• [TASK REQUIREMENTS]: Locate each line in the records containing "TradingView". Copy it.

• [DATA EXTRACT]:
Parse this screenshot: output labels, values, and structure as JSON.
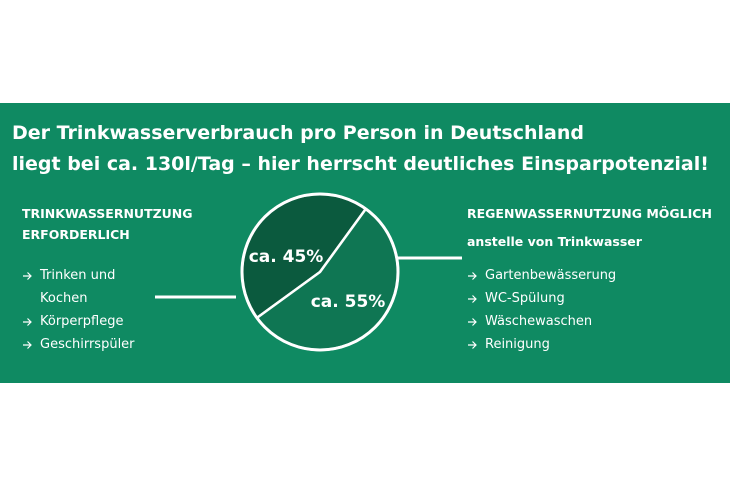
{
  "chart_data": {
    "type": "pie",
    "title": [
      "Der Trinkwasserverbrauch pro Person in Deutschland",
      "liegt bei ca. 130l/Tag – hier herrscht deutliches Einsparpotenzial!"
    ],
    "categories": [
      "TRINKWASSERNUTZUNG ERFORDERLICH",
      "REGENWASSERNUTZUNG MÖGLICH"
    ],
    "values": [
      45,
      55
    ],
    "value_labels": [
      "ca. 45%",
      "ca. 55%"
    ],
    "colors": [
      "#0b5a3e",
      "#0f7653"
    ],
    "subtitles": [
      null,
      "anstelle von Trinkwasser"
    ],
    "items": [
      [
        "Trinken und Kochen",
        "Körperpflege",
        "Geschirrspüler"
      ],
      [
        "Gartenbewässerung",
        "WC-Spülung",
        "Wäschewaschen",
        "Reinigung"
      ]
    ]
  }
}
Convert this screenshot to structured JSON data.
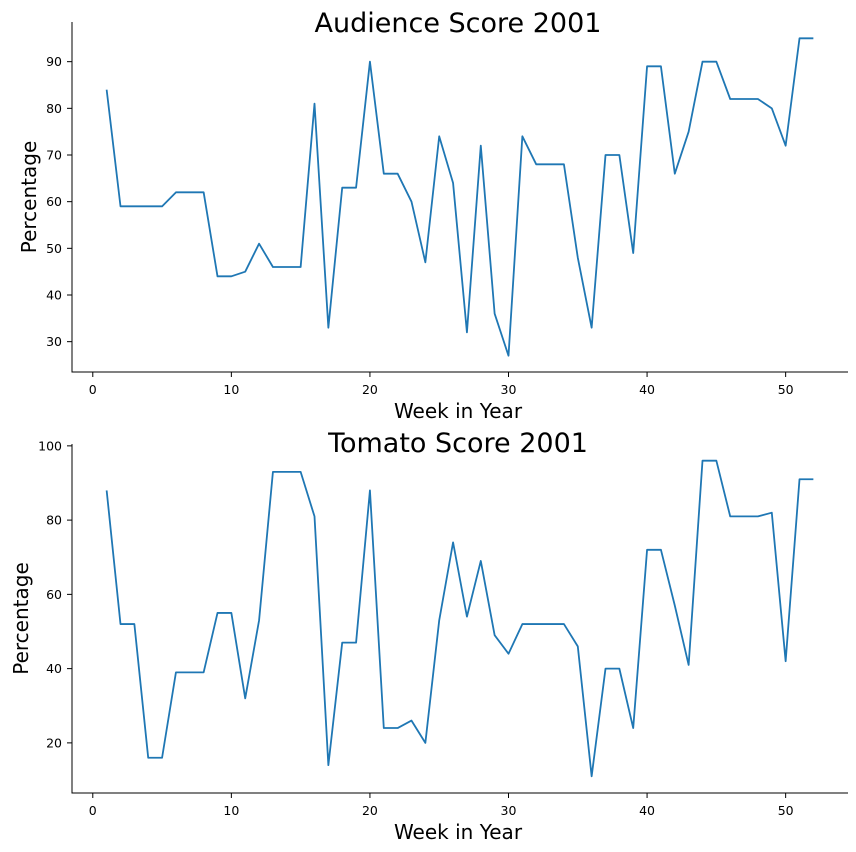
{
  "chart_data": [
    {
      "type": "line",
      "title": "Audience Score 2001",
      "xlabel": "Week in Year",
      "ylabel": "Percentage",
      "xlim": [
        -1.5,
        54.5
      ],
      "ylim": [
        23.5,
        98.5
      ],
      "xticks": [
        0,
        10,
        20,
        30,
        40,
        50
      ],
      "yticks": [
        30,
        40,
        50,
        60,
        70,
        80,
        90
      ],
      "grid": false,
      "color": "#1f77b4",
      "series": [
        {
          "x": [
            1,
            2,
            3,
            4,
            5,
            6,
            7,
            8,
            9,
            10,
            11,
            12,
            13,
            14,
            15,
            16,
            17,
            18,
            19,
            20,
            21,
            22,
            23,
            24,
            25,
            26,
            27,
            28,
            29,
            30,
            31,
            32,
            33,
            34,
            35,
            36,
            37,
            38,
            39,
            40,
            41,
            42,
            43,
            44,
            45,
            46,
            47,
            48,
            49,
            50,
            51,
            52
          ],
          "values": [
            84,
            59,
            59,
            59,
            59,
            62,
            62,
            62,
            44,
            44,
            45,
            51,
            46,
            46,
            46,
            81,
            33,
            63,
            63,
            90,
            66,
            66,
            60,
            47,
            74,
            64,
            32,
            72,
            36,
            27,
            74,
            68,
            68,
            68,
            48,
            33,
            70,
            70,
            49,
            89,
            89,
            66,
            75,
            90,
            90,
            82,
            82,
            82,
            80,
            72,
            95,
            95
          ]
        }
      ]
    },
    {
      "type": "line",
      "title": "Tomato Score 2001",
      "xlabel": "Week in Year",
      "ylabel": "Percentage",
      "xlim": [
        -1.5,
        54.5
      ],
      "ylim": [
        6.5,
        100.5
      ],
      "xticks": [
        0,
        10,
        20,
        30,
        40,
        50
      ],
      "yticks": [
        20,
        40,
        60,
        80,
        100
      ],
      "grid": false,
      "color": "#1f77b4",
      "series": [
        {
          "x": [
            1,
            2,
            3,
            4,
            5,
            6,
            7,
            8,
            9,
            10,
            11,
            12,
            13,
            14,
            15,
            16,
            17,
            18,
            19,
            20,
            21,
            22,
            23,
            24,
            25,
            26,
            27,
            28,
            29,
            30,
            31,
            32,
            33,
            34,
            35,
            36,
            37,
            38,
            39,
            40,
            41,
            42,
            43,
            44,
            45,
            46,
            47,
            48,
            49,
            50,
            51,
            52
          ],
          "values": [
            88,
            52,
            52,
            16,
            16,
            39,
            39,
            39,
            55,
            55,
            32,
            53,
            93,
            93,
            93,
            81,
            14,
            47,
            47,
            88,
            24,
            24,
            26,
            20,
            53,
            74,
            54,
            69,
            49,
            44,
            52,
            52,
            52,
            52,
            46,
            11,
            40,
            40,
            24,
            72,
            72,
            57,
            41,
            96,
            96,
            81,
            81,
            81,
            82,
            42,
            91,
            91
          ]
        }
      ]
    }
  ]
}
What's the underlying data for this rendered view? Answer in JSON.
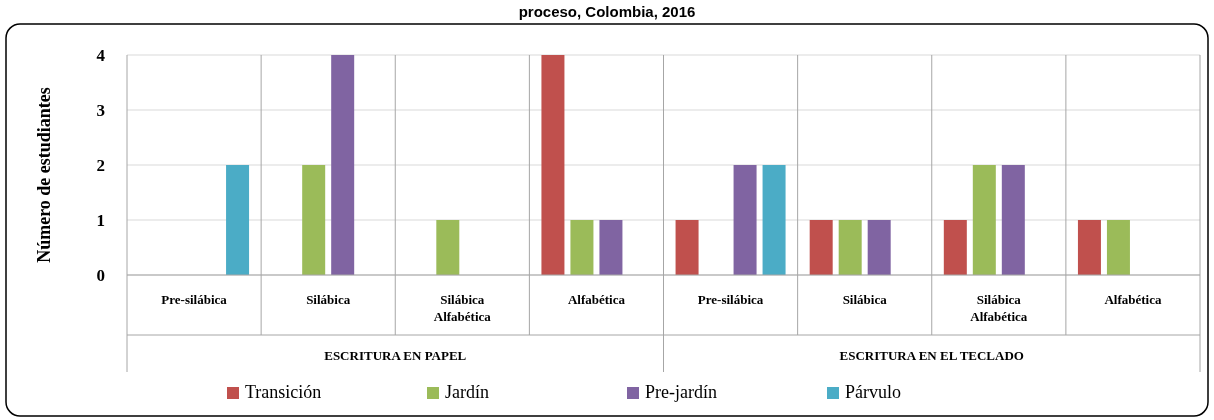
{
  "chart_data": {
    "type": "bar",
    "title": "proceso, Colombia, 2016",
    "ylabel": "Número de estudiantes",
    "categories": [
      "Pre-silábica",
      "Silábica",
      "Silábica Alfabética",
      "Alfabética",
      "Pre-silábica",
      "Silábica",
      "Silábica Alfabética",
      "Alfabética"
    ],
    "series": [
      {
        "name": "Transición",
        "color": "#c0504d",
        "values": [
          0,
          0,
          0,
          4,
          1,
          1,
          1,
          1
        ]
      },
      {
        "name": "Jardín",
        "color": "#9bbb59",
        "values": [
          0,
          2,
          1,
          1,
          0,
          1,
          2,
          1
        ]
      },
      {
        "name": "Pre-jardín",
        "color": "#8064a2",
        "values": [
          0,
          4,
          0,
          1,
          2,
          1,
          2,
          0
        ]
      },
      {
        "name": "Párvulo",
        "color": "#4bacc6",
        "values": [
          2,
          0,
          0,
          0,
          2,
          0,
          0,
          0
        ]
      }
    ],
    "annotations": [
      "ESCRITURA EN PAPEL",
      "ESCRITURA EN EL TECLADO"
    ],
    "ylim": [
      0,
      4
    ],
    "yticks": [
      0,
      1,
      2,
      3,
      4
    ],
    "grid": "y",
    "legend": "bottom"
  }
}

* * *

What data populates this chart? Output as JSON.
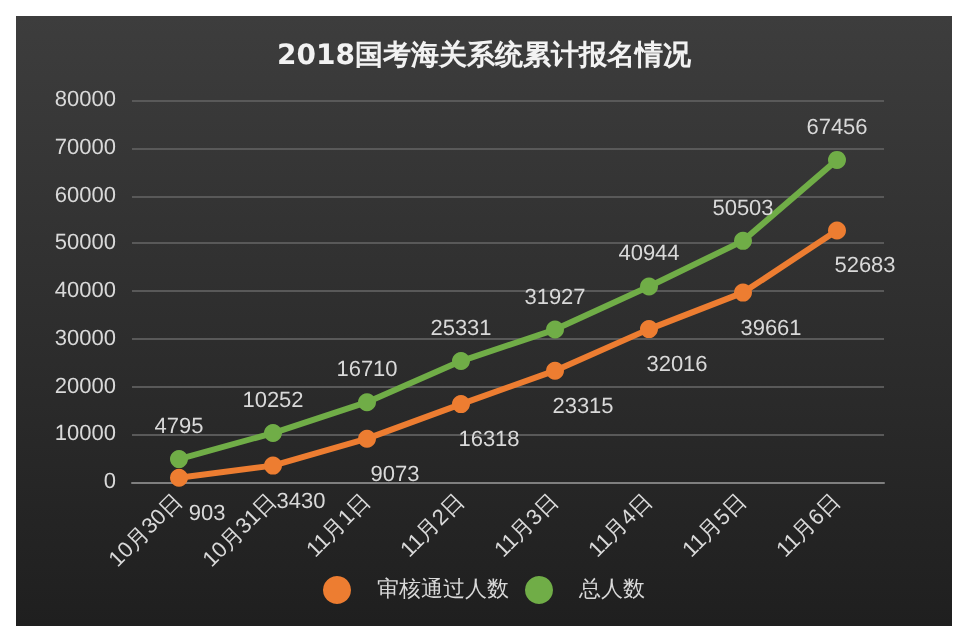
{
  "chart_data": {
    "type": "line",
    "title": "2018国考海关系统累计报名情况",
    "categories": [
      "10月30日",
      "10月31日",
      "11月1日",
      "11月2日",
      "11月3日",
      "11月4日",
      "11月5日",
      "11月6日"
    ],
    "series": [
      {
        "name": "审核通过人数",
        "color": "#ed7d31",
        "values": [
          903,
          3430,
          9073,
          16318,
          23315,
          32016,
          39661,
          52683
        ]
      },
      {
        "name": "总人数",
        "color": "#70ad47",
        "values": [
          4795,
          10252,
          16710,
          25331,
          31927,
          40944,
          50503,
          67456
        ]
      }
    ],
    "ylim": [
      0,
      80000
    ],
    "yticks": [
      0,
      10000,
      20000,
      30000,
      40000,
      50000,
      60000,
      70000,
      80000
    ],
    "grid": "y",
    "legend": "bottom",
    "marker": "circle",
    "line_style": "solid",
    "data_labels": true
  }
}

--

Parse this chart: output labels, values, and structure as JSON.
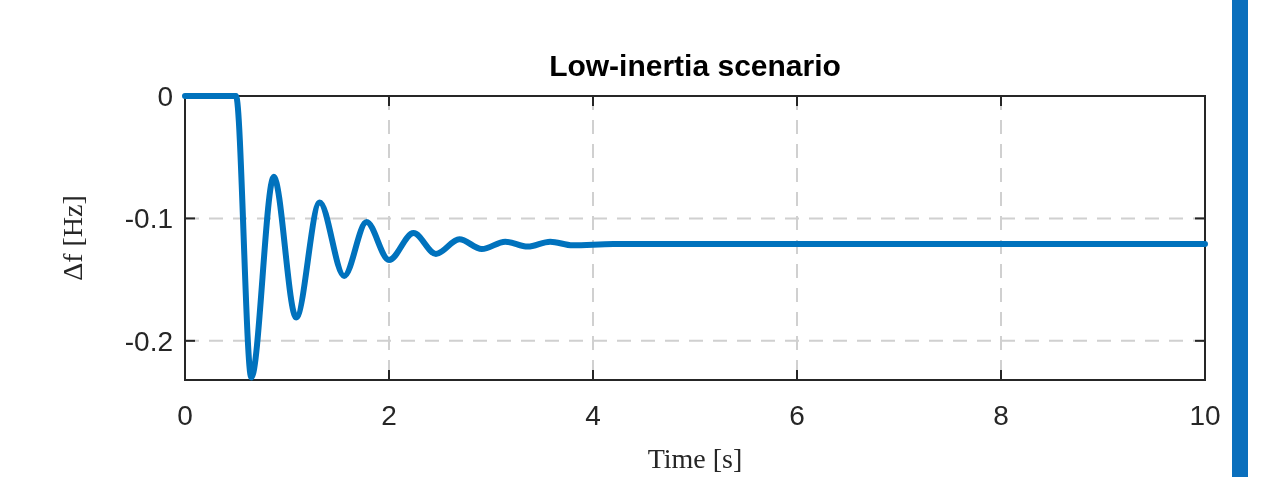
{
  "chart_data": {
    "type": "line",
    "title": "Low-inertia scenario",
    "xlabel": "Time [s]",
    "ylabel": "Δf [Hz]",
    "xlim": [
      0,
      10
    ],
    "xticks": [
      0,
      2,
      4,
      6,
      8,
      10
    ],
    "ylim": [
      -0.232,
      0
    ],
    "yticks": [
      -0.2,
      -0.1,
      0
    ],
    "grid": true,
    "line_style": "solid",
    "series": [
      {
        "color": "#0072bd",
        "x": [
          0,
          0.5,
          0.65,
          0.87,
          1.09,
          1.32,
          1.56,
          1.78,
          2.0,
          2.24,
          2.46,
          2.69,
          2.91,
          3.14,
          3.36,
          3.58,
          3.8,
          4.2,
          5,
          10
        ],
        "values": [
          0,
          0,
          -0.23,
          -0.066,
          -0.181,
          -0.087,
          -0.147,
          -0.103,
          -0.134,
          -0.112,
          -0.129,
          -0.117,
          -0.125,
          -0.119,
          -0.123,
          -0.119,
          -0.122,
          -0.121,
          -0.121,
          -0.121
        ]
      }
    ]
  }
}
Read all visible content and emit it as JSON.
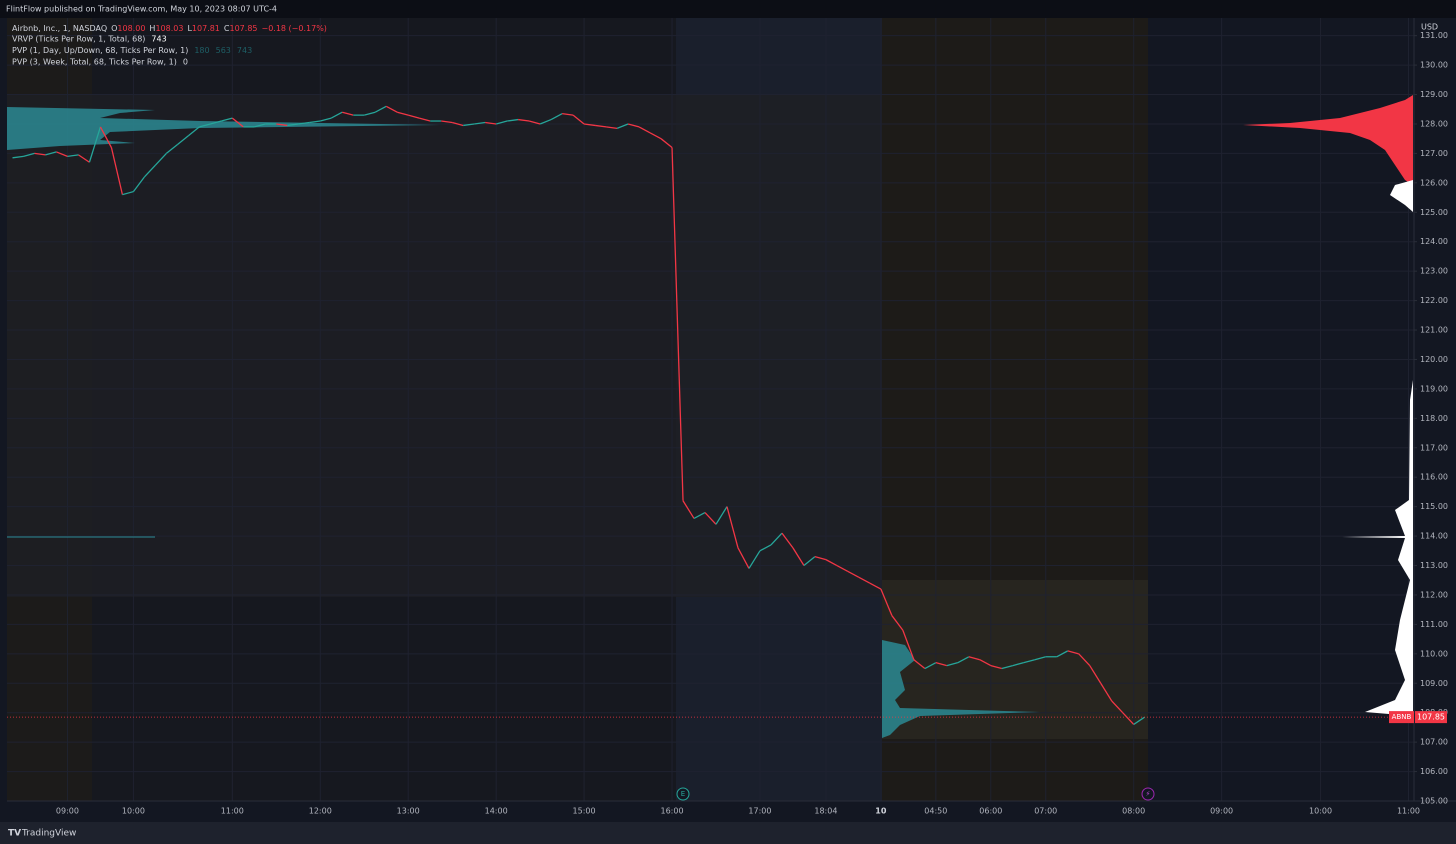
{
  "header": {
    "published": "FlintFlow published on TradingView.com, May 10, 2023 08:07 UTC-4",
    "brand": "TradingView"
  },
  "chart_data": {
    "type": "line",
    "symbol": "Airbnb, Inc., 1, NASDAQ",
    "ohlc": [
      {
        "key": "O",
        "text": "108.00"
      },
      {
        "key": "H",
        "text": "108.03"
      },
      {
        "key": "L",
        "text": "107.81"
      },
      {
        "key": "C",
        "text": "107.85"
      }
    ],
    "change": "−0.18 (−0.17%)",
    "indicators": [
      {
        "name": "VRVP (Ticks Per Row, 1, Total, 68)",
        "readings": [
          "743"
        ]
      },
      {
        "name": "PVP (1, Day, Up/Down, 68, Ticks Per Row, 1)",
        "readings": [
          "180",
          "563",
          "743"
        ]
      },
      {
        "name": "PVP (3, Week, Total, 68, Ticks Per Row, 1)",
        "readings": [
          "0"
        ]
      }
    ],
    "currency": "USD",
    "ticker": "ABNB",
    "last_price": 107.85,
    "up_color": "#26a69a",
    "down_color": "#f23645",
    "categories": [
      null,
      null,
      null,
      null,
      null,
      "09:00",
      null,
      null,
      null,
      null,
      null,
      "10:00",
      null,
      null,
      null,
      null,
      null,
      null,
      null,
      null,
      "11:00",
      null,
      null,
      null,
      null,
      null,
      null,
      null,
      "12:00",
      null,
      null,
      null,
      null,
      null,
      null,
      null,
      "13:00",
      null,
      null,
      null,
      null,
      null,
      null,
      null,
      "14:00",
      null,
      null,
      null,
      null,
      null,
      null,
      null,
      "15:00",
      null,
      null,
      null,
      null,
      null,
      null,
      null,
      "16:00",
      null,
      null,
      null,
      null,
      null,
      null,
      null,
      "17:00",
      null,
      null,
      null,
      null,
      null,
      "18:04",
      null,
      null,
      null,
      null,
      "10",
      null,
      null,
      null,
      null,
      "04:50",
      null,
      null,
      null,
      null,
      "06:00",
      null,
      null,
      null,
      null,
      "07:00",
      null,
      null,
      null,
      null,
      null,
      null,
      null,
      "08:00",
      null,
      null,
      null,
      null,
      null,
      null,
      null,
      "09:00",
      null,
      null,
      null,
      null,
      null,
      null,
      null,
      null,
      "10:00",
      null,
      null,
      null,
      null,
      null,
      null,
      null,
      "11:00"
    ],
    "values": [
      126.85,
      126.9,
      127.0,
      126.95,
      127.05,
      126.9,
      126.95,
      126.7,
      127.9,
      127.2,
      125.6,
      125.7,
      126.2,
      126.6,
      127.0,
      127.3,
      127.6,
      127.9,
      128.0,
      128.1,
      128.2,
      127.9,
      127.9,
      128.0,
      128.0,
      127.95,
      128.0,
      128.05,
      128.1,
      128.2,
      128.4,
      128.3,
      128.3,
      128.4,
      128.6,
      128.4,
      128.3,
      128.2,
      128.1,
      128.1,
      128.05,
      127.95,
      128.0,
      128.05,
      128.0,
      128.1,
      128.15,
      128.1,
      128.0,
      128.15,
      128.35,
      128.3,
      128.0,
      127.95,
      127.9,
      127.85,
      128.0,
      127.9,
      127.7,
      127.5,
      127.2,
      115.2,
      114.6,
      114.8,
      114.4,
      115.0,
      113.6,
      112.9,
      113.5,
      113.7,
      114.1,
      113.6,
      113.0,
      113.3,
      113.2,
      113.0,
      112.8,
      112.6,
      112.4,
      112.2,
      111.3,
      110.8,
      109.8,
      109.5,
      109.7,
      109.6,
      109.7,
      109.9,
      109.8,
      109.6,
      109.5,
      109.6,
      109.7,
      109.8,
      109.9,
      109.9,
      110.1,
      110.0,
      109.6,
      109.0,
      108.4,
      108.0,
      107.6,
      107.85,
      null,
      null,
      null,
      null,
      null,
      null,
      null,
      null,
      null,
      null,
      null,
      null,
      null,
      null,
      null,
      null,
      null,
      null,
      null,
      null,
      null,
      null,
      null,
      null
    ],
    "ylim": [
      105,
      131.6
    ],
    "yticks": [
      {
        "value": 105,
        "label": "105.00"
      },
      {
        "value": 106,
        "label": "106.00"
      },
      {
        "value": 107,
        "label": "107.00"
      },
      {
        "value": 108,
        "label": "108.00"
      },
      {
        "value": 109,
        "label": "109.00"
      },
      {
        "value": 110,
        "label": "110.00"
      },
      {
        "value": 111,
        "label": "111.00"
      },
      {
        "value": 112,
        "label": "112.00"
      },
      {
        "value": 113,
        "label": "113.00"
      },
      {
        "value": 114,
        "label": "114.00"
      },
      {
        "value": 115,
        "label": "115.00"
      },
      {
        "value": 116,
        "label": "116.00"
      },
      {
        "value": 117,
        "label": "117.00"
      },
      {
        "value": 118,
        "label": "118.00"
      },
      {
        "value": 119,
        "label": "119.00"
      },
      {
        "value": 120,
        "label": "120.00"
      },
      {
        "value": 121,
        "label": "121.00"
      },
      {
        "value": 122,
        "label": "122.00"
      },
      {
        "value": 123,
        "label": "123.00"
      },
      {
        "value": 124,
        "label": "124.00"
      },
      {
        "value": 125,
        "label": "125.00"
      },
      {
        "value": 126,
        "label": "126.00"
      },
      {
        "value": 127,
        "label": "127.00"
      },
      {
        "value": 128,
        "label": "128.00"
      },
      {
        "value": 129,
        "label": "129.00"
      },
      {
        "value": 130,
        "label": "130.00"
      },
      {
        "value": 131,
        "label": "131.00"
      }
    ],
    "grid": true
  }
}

• [OUTPUT]:
    "published": "FlintFlow published on TradingView.com, May 10, 2023 08:07 UTC-4",
    "brand": "TradingView"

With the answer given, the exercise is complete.